> **DIRECTION**
Find and return each line containing "object".
+ + +
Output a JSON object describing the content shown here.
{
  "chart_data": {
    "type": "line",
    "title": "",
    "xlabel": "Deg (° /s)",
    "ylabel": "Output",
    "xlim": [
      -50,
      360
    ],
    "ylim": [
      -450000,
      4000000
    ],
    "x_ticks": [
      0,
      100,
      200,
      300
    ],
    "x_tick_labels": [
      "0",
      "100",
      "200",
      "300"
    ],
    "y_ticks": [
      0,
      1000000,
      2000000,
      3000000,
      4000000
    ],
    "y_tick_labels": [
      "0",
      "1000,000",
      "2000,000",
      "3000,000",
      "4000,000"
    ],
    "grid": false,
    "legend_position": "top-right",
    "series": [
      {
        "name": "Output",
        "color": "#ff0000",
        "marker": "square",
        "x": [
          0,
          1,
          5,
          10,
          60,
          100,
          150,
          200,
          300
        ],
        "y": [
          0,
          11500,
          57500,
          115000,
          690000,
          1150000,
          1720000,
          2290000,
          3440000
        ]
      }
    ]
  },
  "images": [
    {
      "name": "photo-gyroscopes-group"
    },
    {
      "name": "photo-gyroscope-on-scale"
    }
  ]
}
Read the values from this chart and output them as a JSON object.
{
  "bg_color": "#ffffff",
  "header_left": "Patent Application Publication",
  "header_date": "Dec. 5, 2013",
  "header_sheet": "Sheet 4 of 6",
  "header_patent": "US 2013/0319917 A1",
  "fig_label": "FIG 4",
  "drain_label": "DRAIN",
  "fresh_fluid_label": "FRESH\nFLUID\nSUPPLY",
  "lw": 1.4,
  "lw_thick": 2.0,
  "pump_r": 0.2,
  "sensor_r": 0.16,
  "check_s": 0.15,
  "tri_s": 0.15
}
+ + +
> **ANSWER BELOW**
Output a JSON object describing the content shown here.
Read the values from this chart and output them as a JSON object.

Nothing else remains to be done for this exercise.